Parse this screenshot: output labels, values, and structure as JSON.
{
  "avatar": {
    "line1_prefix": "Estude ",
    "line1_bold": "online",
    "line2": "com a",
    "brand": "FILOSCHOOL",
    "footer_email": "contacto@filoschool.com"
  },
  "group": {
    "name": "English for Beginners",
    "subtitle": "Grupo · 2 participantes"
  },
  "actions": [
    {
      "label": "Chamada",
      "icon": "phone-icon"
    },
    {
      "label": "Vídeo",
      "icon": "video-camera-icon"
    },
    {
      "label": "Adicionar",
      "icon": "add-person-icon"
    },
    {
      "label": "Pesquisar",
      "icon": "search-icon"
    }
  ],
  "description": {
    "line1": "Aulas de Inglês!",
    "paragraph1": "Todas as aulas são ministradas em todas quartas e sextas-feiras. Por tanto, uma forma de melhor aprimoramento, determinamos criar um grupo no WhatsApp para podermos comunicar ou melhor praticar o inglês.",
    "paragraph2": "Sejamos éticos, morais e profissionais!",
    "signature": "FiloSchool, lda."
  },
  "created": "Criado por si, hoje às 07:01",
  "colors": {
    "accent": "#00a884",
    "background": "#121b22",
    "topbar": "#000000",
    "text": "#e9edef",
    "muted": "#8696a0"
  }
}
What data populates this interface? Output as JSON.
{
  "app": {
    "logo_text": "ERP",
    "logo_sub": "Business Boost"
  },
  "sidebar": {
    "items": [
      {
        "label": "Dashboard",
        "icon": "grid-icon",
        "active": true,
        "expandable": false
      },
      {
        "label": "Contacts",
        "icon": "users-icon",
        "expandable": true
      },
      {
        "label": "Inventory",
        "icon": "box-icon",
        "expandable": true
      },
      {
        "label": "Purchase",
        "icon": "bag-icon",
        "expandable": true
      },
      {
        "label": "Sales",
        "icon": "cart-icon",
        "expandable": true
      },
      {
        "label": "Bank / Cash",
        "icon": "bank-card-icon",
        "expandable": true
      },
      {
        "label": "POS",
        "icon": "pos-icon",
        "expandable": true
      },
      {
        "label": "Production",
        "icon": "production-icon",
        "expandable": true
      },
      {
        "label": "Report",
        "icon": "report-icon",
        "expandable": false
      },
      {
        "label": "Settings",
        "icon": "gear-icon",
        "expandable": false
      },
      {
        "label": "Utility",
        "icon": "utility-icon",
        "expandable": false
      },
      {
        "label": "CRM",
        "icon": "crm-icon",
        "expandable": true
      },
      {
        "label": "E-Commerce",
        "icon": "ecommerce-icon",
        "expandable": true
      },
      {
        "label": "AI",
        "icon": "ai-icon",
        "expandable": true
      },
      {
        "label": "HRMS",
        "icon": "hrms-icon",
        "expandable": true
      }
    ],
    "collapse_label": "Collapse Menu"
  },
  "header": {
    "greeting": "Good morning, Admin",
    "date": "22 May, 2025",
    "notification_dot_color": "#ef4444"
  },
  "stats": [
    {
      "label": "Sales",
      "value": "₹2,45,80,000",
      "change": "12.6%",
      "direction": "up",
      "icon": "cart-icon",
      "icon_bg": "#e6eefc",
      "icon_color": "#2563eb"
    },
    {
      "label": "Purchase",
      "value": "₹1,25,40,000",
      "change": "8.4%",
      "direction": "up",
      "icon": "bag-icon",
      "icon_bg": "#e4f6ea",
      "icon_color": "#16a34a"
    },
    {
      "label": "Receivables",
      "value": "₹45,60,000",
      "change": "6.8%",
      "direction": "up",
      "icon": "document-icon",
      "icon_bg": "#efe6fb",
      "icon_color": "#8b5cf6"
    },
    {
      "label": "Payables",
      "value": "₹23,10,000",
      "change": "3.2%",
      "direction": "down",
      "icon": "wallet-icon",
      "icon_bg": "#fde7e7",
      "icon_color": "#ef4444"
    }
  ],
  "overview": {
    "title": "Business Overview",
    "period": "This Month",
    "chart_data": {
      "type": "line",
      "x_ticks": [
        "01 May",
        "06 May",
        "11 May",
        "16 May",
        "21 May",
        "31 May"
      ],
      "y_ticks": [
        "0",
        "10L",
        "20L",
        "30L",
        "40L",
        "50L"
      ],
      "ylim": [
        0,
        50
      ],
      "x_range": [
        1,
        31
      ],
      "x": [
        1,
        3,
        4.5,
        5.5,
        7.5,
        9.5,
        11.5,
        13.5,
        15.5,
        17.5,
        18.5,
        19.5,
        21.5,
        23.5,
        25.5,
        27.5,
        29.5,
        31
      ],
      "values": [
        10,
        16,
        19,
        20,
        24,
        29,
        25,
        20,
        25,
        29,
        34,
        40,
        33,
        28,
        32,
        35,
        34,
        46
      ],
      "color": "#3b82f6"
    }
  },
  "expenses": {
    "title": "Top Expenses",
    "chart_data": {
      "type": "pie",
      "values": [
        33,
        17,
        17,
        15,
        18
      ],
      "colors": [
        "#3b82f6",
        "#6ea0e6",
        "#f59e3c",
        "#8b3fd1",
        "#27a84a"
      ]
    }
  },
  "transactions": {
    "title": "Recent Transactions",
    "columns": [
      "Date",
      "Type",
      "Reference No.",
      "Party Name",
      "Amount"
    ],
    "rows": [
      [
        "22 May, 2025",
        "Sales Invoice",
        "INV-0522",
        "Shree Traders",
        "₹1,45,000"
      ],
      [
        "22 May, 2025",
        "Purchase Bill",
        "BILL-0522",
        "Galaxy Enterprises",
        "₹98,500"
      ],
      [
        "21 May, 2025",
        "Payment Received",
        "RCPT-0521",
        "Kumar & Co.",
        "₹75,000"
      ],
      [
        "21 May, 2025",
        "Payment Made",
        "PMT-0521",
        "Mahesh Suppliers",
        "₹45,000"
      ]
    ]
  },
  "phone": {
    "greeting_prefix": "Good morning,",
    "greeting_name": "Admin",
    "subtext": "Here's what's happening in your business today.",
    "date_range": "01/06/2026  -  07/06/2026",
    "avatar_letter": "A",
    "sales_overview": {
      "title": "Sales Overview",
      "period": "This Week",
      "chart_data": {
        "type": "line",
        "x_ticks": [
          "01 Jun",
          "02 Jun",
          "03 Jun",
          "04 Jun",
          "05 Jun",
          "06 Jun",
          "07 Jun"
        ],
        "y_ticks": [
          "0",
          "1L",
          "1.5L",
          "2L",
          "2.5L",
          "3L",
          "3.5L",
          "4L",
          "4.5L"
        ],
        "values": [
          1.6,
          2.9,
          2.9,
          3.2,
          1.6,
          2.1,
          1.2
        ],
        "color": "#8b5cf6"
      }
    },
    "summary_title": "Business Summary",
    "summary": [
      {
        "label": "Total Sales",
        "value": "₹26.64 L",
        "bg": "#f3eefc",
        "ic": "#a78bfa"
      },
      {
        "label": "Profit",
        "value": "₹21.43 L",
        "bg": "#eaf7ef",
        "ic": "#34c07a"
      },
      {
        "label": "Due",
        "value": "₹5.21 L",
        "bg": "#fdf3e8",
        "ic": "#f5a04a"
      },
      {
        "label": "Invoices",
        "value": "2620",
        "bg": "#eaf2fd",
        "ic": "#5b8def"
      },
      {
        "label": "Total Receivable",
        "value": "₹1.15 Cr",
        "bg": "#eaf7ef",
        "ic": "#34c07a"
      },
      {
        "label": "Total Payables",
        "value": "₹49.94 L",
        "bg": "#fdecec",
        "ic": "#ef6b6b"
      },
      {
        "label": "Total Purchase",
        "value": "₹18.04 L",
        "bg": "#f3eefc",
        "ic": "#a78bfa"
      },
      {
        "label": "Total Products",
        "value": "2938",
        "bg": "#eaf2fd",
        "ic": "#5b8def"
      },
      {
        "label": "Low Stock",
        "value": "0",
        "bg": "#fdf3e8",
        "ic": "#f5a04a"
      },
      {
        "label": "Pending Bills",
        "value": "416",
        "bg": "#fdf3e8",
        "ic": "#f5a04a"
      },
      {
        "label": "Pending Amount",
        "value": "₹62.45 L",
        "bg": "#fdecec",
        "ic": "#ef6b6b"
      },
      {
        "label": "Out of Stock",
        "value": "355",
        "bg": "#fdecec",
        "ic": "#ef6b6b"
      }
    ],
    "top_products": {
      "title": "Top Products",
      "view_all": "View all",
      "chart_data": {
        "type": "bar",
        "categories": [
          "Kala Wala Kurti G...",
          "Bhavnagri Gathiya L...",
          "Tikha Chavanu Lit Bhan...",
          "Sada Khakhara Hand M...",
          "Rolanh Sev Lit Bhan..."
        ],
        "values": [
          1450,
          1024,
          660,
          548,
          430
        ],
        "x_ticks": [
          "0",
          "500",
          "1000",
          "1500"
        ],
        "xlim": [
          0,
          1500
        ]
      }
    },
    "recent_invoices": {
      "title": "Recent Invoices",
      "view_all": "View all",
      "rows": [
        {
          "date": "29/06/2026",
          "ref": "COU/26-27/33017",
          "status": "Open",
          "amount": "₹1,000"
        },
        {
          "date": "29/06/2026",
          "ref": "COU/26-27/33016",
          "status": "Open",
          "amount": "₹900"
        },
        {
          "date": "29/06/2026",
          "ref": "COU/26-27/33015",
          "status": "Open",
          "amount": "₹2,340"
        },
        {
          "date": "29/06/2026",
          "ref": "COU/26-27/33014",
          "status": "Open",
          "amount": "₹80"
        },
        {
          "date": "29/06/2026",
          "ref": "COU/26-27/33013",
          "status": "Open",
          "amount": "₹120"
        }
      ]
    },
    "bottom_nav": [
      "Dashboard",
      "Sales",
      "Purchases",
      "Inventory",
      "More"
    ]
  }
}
****************
[Given exercise]
Scan the listing above. Collect all lines with the word "change".

[Exercise solution]
      "change": "12.6%",
      "change": "8.4%",
      "change": "6.8%",
      "change": "3.2%",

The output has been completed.